:: TRECHO DE ORIGEM ::
Bruno Geloneze, da Unicamp, e Amélio Godoy Matos, da PUC-RJ, argumentam que existem gordinhos que não apresentam as características que costumam estar presentes na síndrome metabólica (conjunto de doenças como diabetes, pressão arterial alta e colesterol elevados, entre outras).

Isso porque nessas pessoas a gordura se distribui de uma forma metabolicamente favorável, preferencialmente na camada subcutânea da pele, nas regiões do quadril e do bumbum.

No grupo dos metabolicamente desfavorecidos estão aqueles gordinhos –e até alguns magrinhos– que têm mais gordura acumulada na região do abdome, próximo às vísceras. Em excesso, essa gordura tende a se acumular no fígado, por exemplo, e é inflamatória, sendo uma das possíveis causas do diabetes e de problemas circulatórios.

:: DADOS EM ANÁLISE ::
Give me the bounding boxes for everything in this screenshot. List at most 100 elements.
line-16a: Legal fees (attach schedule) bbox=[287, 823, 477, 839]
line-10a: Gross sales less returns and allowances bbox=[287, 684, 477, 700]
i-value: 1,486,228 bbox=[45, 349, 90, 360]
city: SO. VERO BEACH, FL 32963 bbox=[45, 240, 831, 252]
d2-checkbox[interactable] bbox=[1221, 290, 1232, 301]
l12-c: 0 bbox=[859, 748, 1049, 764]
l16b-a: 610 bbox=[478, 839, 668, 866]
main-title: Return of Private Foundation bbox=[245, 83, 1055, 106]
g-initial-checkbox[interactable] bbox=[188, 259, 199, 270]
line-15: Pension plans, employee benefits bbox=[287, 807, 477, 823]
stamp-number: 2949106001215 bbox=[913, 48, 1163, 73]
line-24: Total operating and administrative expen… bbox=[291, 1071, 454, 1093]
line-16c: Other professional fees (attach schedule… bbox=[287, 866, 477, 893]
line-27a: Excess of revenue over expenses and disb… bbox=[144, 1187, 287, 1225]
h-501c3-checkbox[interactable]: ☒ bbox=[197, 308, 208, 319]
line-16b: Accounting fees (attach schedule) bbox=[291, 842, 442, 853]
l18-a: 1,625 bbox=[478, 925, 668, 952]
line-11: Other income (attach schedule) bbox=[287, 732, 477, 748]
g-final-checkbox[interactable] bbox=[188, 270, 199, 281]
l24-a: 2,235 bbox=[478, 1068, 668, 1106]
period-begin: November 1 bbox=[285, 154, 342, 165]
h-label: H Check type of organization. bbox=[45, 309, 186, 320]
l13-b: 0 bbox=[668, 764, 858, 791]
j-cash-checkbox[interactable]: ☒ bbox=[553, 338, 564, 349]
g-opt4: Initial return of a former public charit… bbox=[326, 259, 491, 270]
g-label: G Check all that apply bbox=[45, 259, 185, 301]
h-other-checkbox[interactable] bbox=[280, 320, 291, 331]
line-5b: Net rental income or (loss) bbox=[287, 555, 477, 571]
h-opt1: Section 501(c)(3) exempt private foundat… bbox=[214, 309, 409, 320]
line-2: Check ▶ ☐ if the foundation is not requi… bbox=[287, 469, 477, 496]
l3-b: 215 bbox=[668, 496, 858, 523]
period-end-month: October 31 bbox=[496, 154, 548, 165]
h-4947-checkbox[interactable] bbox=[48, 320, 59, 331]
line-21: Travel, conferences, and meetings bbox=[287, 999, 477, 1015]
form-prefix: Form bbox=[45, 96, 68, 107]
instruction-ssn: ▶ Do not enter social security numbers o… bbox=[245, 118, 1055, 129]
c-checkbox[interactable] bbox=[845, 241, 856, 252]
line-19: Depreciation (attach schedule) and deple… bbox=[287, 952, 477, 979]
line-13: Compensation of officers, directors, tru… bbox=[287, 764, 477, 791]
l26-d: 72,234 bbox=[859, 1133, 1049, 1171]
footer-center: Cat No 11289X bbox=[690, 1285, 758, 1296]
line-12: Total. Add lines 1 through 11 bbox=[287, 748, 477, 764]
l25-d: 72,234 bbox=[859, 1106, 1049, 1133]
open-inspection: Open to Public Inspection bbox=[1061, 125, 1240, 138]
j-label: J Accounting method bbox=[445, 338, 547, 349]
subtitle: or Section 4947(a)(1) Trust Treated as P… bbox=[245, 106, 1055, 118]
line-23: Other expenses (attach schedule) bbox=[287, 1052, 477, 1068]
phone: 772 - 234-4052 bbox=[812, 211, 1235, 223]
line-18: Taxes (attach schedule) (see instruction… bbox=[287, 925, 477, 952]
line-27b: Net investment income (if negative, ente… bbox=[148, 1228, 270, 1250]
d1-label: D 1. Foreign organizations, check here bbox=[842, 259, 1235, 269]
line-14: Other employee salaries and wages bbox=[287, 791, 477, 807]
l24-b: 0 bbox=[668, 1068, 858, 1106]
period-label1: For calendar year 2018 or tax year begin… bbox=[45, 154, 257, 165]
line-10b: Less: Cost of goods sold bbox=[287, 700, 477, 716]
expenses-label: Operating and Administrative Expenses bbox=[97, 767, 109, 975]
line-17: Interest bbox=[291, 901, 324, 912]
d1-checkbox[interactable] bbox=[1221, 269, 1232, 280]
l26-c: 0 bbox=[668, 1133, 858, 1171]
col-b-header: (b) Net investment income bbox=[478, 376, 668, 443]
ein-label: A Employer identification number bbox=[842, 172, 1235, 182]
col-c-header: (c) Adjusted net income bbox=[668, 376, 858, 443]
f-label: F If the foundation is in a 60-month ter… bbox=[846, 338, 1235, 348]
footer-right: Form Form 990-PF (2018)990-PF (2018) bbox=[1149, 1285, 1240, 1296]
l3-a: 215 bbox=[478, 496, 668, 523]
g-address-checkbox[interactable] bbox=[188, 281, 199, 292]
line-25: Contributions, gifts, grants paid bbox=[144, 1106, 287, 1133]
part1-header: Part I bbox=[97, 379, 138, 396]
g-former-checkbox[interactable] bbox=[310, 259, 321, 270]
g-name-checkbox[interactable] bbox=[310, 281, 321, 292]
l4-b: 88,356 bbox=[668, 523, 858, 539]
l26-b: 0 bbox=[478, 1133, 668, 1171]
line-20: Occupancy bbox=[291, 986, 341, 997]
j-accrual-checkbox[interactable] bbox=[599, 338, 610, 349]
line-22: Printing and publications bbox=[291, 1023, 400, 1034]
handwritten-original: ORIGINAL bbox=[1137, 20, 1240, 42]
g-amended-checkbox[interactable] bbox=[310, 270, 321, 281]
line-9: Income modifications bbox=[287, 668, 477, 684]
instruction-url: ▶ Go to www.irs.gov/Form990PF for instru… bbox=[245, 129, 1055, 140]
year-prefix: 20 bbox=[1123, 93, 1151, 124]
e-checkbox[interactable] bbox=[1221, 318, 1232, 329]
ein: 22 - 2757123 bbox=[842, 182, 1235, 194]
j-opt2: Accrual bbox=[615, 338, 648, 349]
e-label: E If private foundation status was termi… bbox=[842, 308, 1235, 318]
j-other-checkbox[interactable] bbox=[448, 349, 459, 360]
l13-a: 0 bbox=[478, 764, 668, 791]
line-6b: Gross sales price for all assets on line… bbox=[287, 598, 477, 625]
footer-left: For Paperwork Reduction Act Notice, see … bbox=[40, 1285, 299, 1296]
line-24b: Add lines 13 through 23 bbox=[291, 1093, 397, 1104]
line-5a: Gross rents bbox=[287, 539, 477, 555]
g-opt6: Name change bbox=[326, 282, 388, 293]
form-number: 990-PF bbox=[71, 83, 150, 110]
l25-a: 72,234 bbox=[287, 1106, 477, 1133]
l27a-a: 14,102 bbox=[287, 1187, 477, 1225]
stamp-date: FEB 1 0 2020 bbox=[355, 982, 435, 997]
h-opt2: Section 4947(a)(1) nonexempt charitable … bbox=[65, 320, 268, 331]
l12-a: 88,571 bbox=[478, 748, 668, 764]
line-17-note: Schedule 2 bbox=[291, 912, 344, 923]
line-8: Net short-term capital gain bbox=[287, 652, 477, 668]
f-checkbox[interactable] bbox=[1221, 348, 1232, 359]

:: TAREFA ::
Prossiga com o trecho sobre a distribuição da gordura corporal e a síndrome metabólica a partir da última frase apresentada.

:: RESULTADO ::
A gordura "do bem" consegue, ao produzir hormônios como a adiponectina, manter a funcionalidade do organismo, impedindo que doenças como o diabetes se instalem –até um certo limite, claro, quando as numerosas células acabam morrendo sufocadas por conta desse grande acúmulo.

Essa gordura subcutânea –somada ao exercício físico e na presença de parâmetros bioquímicos favoráveis– pode ser suficiente para que uma pessoa acima do peso não precise, por exemplo, entrar em dietas restritivas ou começar a tomar remédios para emagrecer.

Não se sabe por que a gordura visceral tem uma função tão diferente da gordura subcutânea do bumbum e das coxas, mas uma possível hipótese, diz Vicência Sales, pesquisadora do Joslin Diabetes Center, ligado à Escola de Medicina de Harvard, é que esses tecidos tenham origem distinta desde a fase embrionária.

E a diferença é tanta que só o tecido subcutâneo é capaz de, em resposta ao frio, se modificar e, ao invés de acumular lipídios, passar a consumi-los, gerando calor e aquecendo o organismo no processo.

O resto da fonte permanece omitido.